(Data records)

######

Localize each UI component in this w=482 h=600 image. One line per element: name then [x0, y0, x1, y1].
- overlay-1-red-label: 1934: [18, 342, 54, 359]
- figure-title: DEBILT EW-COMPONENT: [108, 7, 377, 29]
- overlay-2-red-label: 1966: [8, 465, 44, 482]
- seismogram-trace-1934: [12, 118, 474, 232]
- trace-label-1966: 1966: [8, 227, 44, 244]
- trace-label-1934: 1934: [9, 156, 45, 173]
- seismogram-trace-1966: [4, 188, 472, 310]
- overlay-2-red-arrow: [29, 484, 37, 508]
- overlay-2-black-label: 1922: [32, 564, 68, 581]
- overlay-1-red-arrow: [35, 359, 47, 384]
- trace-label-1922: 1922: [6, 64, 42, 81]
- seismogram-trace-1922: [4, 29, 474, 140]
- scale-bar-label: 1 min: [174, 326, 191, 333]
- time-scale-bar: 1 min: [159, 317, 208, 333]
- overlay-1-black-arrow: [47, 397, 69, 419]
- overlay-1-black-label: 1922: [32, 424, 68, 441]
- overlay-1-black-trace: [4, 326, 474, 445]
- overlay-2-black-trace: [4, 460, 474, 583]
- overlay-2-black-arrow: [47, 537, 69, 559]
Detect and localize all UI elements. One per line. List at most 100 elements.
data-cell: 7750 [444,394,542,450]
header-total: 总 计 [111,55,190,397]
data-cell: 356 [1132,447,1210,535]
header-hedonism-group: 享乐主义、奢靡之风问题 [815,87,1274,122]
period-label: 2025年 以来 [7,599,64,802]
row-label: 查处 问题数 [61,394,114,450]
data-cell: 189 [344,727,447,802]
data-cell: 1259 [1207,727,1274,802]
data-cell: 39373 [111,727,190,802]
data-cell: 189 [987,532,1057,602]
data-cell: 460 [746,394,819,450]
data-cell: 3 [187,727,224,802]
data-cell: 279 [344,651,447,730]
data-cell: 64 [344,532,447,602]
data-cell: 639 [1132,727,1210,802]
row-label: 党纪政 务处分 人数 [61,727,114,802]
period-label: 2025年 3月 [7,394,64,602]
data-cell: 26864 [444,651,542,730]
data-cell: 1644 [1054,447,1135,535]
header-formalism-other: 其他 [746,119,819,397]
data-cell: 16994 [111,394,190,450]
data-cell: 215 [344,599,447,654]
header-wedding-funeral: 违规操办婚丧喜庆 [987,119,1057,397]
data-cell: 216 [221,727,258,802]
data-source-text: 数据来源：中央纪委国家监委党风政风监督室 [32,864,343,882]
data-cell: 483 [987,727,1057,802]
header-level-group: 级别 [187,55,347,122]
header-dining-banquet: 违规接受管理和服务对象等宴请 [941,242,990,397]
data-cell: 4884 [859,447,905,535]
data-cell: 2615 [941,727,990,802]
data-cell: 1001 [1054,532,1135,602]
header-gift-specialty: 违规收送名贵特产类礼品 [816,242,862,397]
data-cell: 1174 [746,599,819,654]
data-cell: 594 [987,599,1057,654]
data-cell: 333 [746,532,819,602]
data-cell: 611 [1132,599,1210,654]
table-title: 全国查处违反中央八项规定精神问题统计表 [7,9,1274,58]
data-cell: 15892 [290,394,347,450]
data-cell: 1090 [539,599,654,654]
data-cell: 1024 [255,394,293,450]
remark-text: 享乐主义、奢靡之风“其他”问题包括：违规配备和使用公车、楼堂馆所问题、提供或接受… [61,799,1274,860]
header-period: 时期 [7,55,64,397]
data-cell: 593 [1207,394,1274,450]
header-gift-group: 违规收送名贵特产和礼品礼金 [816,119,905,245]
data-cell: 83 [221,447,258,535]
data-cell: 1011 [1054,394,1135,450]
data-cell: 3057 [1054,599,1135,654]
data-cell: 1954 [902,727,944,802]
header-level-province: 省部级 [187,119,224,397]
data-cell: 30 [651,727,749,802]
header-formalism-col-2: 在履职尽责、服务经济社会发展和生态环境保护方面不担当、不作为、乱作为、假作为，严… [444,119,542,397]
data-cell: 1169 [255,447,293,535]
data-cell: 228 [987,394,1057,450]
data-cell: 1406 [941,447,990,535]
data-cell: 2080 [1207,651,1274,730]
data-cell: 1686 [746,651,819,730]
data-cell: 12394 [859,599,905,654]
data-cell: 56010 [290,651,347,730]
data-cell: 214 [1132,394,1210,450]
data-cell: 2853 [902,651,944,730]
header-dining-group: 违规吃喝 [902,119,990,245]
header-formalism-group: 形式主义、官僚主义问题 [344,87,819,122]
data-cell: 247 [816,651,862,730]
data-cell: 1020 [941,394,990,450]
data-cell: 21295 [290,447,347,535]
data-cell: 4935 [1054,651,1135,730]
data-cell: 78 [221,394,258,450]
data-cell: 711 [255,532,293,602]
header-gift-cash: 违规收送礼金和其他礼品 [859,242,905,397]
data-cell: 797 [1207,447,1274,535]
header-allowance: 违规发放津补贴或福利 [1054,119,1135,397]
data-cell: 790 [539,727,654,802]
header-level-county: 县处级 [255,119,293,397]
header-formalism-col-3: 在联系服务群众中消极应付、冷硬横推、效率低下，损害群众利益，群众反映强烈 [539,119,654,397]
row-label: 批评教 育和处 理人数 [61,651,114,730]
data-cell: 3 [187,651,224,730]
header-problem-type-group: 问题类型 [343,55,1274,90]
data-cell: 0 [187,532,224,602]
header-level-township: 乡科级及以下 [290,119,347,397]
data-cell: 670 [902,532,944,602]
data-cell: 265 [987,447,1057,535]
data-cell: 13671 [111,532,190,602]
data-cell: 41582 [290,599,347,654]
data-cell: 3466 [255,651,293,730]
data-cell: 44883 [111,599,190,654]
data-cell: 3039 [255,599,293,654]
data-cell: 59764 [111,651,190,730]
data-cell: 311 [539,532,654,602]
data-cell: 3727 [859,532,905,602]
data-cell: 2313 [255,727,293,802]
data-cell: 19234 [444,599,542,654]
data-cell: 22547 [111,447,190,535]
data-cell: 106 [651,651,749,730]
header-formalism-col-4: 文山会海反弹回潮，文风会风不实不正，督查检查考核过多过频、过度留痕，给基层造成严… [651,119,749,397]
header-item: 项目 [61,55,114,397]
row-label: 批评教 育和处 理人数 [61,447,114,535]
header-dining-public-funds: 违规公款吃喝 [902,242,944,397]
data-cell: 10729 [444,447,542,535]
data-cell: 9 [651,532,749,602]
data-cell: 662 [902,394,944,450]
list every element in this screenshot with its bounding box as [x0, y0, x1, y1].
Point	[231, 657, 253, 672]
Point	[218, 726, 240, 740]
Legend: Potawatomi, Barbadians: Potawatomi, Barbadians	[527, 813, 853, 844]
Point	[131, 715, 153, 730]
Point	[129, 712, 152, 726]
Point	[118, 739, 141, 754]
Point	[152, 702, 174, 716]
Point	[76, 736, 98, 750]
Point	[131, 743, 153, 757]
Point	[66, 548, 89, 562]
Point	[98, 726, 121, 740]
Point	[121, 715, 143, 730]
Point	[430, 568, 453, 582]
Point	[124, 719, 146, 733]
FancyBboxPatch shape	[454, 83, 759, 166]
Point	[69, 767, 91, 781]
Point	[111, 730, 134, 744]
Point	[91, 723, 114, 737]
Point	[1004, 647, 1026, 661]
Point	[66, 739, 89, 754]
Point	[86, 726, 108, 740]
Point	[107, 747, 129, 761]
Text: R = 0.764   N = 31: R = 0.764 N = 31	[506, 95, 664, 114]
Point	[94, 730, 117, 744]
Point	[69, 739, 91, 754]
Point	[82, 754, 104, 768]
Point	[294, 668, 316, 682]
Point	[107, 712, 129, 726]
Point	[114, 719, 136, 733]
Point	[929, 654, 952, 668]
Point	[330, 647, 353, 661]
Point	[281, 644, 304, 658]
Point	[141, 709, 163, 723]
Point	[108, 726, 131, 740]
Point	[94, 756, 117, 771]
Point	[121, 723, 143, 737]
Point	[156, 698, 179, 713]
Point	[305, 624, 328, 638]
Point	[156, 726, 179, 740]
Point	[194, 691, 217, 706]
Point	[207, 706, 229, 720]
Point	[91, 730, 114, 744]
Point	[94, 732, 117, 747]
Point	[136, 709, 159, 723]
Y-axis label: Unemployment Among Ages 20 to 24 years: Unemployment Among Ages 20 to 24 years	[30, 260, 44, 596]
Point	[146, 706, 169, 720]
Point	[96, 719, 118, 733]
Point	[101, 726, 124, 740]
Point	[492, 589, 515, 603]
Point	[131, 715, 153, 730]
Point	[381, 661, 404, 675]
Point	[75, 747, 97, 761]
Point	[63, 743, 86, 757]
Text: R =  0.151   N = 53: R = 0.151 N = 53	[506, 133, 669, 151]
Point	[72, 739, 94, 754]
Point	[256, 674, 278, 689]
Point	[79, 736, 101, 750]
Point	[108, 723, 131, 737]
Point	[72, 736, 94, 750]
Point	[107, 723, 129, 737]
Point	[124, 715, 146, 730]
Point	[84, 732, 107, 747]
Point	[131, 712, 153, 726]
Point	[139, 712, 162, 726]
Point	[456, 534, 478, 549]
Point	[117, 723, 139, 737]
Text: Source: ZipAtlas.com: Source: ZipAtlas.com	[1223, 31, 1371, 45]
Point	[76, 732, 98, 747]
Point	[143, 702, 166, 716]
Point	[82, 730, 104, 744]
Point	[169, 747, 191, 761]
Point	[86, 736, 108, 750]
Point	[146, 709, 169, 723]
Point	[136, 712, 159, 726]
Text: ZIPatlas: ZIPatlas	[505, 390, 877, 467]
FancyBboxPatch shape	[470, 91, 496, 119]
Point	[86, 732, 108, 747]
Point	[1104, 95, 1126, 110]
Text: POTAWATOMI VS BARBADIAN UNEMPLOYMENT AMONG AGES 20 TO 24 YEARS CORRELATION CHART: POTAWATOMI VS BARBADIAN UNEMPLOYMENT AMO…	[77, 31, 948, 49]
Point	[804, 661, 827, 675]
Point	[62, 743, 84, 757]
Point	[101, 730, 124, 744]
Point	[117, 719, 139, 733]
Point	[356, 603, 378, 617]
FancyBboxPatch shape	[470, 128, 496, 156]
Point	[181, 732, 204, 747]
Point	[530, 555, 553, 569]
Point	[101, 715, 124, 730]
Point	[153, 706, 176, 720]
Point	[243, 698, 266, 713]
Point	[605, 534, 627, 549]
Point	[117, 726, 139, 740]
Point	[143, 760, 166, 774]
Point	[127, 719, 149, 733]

######

Write out the listing from its first line through the line containing "data-cell: 64 [344,532,447,602]", inclusive, with every character unchanged.

-- EXERCISE ANSWER --
Localize each UI component in this w=482 h=600 image. One line per element: name then [x0, y0, x1, y1].
- overlay-1-red-label: 1934: [18, 342, 54, 359]
- figure-title: DEBILT EW-COMPONENT: [108, 7, 377, 29]
- overlay-2-red-label: 1966: [8, 465, 44, 482]
- seismogram-trace-1934: [12, 118, 474, 232]
- trace-label-1966: 1966: [8, 227, 44, 244]
- trace-label-1934: 1934: [9, 156, 45, 173]
- seismogram-trace-1966: [4, 188, 472, 310]
- overlay-2-red-arrow: [29, 484, 37, 508]
- overlay-2-black-label: 1922: [32, 564, 68, 581]
- overlay-1-red-arrow: [35, 359, 47, 384]
- trace-label-1922: 1922: [6, 64, 42, 81]
- seismogram-trace-1922: [4, 29, 474, 140]
- scale-bar-label: 1 min: [174, 326, 191, 333]
- time-scale-bar: 1 min: [159, 317, 208, 333]
- overlay-1-black-arrow: [47, 397, 69, 419]
- overlay-1-black-label: 1922: [32, 424, 68, 441]
- overlay-1-black-trace: [4, 326, 474, 445]
- overlay-2-black-trace: [4, 460, 474, 583]
- overlay-2-black-arrow: [47, 537, 69, 559]
Detect and localize all UI elements. One per line. List at most 100 elements.
data-cell: 7750 [444,394,542,450]
header-total: 总 计 [111,55,190,397]
data-cell: 356 [1132,447,1210,535]
header-hedonism-group: 享乐主义、奢靡之风问题 [815,87,1274,122]
period-label: 2025年 以来 [7,599,64,802]
row-label: 查处 问题数 [61,394,114,450]
data-cell: 189 [344,727,447,802]
data-cell: 1259 [1207,727,1274,802]
data-cell: 39373 [111,727,190,802]
data-cell: 189 [987,532,1057,602]
data-cell: 460 [746,394,819,450]
data-cell: 3 [187,727,224,802]
data-cell: 279 [344,651,447,730]
data-cell: 64 [344,532,447,602]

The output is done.